§ **Selected text**:
I love how Jack's appearance gets more disheveled, and his eyes more bloodshot and dog-like as the film goes on. Kubrick's infamous emotional hammering of his actors is sadly evident in every scene, yet the movie is all the better for it. 

Honorable mentions: _Night of the Hunter, The Signalman, Whistle and I'll Come to You (original), The Wicker Man, The Exorcist, The Omen, Evil Dead I + II, The Devil's Backbone, Kwaidan, Jaws, Hellraiser, Psycho, _etc.


----------



## Teb (Nov 28, 2015)

Can't say I watch much TV and films to be honest. Written word or gaming  if the TV is free for me. But some films I consider essential viewing  for Horror are

Alien -(She even saved the cat! This bit was important to our lass)
The Exorcist
Christine
The Thing

For those that like their horror that doesn't take itself seriously and has a streak of humour throughout essential watching is

Serenity - and when you have watched that go watch Firefly from start to  finish and then sign every damn petition you can find to reinstate that  show.. Do it, do it NOW...

§ **Dataset excerpts**:
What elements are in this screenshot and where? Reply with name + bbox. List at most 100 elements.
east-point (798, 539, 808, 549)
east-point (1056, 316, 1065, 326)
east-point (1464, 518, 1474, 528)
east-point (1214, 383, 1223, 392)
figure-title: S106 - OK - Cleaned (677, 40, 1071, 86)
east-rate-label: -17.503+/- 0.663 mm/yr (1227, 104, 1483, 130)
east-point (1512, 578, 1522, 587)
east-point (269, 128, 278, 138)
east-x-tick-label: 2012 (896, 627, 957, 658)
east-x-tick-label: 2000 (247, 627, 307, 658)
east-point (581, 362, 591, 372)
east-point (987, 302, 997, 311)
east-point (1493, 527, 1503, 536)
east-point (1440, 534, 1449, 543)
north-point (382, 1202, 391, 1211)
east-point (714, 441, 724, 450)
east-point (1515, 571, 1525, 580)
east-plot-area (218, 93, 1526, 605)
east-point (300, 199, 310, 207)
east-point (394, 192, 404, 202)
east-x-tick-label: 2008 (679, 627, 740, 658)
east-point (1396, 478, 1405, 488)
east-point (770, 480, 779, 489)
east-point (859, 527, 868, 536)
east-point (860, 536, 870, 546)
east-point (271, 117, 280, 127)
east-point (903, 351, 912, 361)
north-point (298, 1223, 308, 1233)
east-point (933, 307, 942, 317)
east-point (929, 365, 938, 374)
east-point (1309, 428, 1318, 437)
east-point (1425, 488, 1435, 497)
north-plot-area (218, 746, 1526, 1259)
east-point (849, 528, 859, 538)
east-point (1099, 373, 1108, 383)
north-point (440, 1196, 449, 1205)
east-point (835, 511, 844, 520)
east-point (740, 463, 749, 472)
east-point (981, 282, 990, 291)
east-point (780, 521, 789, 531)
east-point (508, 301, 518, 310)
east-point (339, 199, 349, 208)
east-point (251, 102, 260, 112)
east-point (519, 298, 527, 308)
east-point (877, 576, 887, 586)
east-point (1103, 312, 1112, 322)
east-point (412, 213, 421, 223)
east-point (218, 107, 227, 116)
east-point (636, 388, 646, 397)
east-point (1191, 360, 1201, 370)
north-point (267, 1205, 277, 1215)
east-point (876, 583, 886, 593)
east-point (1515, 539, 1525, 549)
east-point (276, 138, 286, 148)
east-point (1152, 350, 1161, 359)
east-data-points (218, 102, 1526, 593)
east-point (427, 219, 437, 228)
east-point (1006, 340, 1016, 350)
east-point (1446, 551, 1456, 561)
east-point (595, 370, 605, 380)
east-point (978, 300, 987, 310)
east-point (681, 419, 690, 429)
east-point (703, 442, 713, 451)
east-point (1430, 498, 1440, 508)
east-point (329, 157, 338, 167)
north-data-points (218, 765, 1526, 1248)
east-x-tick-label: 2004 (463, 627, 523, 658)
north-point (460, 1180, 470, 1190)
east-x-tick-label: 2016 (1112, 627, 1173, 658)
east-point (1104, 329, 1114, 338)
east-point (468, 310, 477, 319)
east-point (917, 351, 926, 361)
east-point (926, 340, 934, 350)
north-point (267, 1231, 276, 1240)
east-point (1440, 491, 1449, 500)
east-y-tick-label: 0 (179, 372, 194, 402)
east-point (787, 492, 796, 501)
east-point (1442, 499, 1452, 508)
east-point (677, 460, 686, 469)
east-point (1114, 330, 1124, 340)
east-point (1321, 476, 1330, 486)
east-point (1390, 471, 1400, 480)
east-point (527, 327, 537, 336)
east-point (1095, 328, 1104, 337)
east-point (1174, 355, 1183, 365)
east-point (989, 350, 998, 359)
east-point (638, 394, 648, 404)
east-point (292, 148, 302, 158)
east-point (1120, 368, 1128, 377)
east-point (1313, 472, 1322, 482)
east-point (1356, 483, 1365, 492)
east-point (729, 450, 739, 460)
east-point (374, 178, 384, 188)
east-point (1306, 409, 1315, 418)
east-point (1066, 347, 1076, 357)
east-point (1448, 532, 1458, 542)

§ **Parts of the exercise**:
1/ Answer these questions about the horror film thread:
(a) In the first post, how does Jack's appearance change as the film goes on?
(b) Which four films does Teb list as essential horror viewing?
(c) What does Teb say to do after watching Serenity?
2/ Please write the next part of the horror film thread, picking up after its final line.

§ **Written responses**:
1/
(a) He grows more disheveled, and his eyes become more bloodshot and dog-like.
(b) Alien, The Exorcist, Christine and The Thing.
(c) Watch Firefly from start to finish, then sign every petition you can find to bring the show back.

2/
Deep Rising
Zombieland
Evil Dead 3
Gremlins
Fright Night
The Frighteners


----------



## Doc Martin (Nov 28, 2015)

The Silence of the Lambs

"A census taker once tried to test me. I ate his liver with fava beans and a nice chianti."
-Hannibal Lecter 

Now that's some scary stuff.


----------



## dale (Nov 28, 2015)

Doc Martin said:


> The Silence of the Lambs
> 
> "A census taker once tried to test me. I ate his liver with fava beans and a nice chianti."
> -Hannibal Lecter
> ...



yeah. but to be honest? hannibal really only killed assholes. it's what makes him so likable of a villain. he only
kills total jerks, or people trying to capture him. he really doesn't fuck with innocent bystanders much.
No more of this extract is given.